(Written problem)
Every line holding the word "google" counts once. Give the total, nothing more.

(Records for the task)
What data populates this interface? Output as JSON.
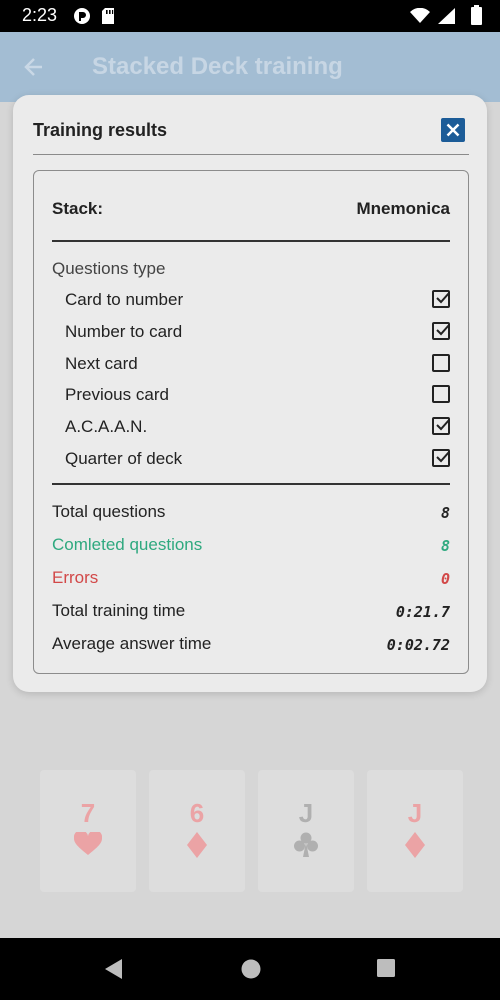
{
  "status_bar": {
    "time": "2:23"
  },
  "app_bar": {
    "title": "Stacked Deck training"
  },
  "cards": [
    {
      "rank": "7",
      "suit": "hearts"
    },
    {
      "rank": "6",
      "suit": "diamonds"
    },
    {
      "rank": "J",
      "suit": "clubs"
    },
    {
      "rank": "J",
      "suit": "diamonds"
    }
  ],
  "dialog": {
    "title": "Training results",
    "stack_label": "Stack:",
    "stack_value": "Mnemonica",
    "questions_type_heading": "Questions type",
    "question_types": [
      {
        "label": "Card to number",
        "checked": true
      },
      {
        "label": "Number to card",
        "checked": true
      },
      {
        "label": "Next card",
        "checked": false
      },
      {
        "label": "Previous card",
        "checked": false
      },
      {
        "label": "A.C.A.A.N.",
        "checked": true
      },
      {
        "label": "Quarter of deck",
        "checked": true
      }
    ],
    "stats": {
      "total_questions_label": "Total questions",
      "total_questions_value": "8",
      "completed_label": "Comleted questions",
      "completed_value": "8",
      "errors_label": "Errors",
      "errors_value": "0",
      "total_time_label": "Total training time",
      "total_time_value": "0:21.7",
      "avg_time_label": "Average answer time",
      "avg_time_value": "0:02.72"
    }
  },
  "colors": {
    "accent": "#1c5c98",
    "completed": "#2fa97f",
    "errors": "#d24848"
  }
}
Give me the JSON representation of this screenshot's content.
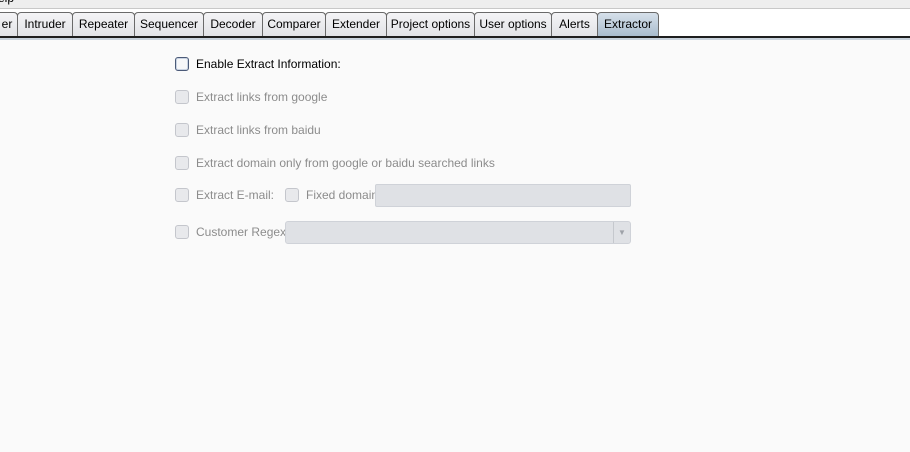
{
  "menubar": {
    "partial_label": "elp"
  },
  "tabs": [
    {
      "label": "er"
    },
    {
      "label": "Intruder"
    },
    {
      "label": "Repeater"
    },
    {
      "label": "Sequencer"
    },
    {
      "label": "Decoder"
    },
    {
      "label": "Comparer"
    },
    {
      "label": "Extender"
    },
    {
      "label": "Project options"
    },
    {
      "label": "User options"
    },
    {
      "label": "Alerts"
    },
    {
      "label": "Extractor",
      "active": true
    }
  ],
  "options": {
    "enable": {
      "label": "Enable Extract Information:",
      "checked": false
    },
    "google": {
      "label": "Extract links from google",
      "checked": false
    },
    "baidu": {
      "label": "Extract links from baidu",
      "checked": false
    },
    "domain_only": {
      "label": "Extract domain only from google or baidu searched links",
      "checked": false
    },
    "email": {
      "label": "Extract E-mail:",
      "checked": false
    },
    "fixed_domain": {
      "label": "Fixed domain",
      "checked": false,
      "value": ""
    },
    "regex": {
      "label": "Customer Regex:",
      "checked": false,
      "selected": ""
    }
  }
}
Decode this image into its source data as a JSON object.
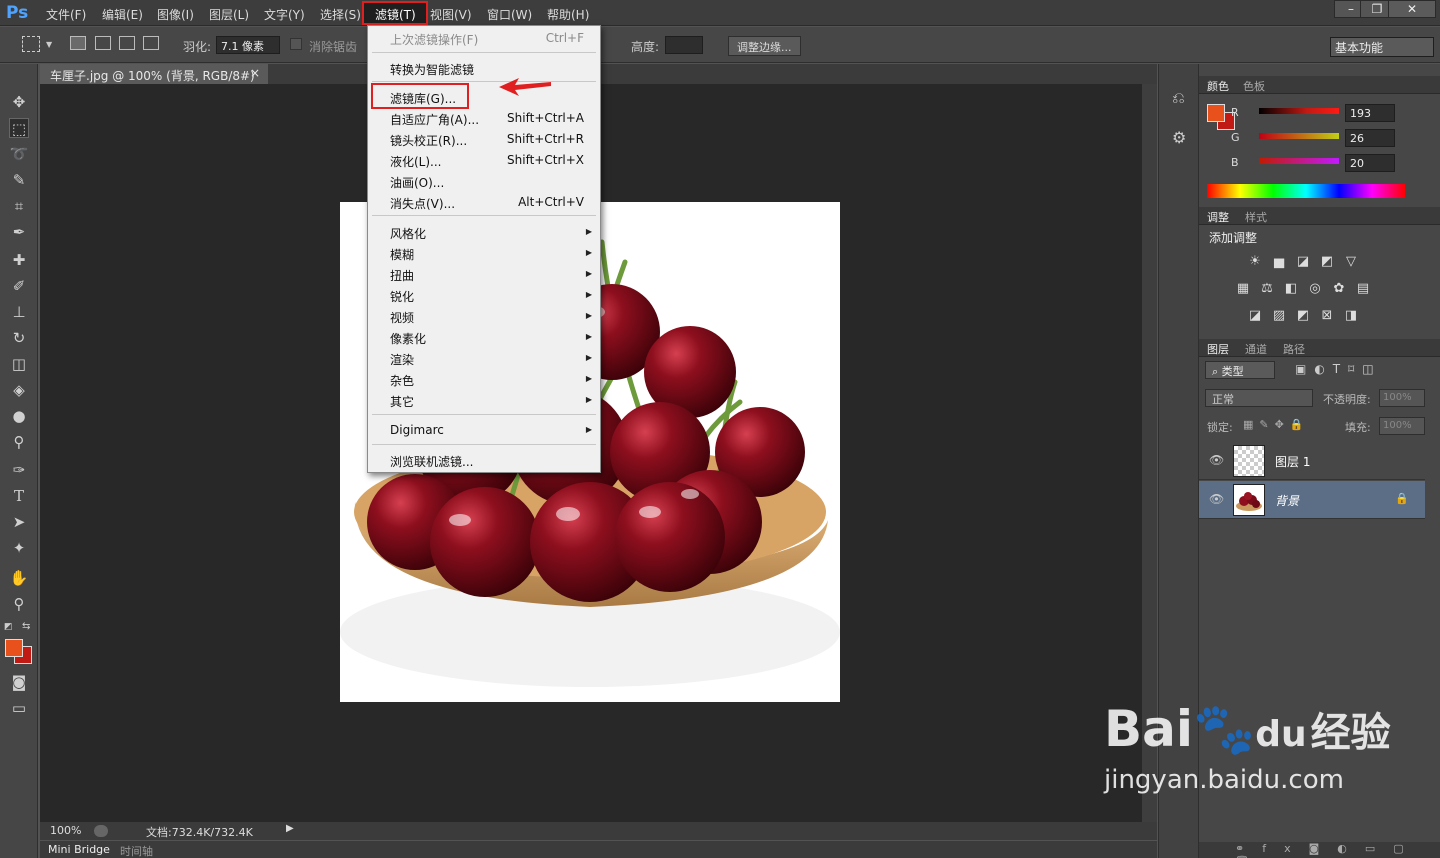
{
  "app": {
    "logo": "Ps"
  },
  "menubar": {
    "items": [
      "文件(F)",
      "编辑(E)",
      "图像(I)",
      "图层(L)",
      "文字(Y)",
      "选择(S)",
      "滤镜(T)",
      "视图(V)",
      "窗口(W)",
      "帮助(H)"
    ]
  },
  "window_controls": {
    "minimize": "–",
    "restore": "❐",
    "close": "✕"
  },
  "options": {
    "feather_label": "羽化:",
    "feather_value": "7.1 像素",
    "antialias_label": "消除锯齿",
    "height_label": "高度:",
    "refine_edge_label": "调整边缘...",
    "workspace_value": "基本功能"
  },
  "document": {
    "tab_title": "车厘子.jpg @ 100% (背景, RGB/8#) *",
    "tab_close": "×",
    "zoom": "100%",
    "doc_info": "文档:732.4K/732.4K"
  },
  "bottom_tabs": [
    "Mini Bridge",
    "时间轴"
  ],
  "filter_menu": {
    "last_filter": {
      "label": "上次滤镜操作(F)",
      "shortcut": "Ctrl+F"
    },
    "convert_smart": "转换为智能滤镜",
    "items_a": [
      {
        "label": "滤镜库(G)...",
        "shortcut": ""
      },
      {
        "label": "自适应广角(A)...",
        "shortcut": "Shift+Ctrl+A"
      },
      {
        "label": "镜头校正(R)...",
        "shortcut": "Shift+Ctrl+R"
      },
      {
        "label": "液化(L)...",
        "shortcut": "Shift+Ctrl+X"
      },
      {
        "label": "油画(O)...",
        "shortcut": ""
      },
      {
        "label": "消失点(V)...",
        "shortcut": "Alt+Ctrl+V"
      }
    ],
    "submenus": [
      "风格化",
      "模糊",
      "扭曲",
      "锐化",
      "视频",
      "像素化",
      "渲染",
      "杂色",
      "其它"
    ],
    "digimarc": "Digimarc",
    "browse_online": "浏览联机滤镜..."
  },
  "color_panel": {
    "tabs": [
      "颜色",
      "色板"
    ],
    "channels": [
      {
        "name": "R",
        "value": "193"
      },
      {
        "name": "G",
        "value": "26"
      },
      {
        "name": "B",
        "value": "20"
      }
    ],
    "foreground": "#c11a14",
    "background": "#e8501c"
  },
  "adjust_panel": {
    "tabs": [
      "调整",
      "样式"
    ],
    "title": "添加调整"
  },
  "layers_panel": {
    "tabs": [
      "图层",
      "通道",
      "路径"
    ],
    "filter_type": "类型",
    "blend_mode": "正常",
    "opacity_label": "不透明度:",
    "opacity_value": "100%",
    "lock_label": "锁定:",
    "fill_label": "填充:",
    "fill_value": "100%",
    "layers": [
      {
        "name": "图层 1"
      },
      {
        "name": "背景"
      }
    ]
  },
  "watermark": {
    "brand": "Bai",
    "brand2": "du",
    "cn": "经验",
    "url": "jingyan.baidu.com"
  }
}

(Full solution)
3